(WHAT TO DO): Pick every line from the data that holds the word "image".

(DATA PROVIDED):
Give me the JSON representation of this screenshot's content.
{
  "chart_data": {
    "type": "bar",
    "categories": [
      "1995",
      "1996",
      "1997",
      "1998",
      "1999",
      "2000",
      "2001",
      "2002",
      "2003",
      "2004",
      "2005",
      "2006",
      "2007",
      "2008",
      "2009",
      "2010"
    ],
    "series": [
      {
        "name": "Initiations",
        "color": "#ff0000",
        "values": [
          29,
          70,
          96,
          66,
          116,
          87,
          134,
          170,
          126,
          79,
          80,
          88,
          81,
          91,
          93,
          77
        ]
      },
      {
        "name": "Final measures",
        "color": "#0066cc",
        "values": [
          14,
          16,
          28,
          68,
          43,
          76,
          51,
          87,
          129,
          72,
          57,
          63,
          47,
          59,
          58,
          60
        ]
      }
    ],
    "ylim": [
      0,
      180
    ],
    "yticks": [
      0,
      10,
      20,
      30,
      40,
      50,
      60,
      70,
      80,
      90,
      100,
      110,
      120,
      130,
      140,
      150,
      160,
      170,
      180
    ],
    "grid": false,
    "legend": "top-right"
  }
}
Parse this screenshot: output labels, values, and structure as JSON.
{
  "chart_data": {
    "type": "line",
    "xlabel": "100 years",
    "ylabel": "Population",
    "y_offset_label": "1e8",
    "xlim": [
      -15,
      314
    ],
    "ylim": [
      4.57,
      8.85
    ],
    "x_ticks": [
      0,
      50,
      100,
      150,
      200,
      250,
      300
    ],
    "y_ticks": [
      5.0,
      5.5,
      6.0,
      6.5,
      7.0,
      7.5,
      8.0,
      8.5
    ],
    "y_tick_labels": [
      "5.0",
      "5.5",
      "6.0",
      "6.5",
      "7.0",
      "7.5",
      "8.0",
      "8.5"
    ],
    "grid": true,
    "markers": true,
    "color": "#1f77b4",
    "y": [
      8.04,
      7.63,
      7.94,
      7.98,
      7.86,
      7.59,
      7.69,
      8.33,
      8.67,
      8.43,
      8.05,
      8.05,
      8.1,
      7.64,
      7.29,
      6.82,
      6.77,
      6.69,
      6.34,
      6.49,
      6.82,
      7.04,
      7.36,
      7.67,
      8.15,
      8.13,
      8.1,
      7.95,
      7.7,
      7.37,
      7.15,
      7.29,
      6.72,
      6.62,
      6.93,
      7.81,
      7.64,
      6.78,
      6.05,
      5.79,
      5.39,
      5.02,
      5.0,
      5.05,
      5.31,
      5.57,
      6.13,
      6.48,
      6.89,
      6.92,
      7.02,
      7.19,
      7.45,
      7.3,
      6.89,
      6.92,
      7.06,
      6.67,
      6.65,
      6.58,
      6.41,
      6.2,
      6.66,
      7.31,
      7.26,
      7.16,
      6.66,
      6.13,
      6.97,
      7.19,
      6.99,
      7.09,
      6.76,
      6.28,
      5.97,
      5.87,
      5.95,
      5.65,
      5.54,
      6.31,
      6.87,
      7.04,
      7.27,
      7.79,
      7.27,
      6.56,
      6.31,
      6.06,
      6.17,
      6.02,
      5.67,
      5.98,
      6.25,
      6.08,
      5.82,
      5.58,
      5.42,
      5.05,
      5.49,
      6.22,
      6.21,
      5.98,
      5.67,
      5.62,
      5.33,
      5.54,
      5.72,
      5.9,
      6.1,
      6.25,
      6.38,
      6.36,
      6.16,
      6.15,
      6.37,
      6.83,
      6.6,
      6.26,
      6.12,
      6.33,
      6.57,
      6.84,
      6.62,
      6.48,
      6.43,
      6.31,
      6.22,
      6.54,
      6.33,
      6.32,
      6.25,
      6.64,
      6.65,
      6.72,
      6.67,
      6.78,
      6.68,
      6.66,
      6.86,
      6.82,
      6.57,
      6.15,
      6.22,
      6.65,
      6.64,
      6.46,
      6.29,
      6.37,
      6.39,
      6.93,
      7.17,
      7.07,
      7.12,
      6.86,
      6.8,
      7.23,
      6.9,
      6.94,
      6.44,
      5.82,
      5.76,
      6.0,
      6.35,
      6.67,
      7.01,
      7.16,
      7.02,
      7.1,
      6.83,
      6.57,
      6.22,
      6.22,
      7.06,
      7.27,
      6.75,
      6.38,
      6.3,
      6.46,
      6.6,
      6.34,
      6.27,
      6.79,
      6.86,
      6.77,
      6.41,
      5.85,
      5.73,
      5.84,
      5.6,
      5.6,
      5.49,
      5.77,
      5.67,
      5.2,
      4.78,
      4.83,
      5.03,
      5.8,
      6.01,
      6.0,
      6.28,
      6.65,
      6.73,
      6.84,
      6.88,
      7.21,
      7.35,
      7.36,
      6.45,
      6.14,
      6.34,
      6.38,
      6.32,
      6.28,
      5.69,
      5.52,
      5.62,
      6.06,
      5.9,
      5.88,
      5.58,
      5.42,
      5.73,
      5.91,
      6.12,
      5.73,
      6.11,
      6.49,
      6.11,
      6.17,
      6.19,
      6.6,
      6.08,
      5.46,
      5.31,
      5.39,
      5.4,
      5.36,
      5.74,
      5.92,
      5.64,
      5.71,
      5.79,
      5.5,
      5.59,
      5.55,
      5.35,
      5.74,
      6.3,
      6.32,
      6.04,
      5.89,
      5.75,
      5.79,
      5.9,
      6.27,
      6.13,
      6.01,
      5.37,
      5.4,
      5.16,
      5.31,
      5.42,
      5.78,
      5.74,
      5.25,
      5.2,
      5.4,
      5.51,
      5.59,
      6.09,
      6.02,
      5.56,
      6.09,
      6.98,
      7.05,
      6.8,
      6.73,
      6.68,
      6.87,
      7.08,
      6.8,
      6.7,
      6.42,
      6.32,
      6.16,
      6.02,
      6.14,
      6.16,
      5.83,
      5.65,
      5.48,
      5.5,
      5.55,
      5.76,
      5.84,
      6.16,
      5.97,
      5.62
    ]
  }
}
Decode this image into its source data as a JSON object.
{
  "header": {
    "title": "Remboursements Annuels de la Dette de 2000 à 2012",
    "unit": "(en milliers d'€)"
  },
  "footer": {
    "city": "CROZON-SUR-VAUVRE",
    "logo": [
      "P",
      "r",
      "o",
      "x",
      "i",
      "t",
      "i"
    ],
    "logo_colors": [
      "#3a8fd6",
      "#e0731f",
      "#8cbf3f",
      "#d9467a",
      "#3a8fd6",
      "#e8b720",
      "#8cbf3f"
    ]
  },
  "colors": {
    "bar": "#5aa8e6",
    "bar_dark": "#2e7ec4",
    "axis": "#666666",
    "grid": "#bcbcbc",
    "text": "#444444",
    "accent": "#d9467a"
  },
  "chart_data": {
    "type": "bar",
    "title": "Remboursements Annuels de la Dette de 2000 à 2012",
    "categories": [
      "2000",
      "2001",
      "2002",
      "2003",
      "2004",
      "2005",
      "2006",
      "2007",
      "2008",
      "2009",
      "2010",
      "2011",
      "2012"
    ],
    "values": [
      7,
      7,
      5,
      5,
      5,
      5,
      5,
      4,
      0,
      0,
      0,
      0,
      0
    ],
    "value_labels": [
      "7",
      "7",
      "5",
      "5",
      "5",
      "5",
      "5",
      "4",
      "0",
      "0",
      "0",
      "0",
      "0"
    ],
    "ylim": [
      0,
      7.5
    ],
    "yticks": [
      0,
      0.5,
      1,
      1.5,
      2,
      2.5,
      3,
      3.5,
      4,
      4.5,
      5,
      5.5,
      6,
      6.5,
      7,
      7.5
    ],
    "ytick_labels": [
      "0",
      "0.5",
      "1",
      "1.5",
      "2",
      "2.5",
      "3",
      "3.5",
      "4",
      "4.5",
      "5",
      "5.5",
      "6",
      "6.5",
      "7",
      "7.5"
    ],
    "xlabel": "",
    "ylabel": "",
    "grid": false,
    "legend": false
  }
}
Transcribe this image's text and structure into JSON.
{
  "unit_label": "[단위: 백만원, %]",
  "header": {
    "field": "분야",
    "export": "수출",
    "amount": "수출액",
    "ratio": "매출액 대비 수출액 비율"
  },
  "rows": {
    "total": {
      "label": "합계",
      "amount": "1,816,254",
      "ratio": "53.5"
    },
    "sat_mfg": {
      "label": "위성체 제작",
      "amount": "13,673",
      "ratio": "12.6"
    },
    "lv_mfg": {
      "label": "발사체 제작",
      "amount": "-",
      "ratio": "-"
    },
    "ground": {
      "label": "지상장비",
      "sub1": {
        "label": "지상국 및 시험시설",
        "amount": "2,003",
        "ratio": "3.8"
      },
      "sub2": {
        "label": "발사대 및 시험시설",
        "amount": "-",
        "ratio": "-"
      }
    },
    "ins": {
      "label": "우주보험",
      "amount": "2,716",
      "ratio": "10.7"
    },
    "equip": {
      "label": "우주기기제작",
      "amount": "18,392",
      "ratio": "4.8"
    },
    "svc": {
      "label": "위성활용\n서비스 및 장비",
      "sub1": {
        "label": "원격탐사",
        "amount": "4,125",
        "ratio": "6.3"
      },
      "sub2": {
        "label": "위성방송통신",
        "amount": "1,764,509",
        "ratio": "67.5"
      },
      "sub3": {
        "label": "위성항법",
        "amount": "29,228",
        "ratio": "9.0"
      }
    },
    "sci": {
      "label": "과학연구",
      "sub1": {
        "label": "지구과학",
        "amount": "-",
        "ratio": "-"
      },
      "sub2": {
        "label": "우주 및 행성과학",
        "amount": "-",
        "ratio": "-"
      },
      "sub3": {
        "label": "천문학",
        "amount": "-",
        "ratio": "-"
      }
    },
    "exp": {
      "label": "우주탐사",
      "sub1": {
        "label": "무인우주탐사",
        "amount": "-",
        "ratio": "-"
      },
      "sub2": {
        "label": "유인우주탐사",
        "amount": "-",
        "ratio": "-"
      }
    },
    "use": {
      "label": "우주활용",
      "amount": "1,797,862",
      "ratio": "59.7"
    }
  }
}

(ANSWER TO THE TASK):
Decode this image into its source data as a JSON object.
Transcribe this image's text and structure into JSON.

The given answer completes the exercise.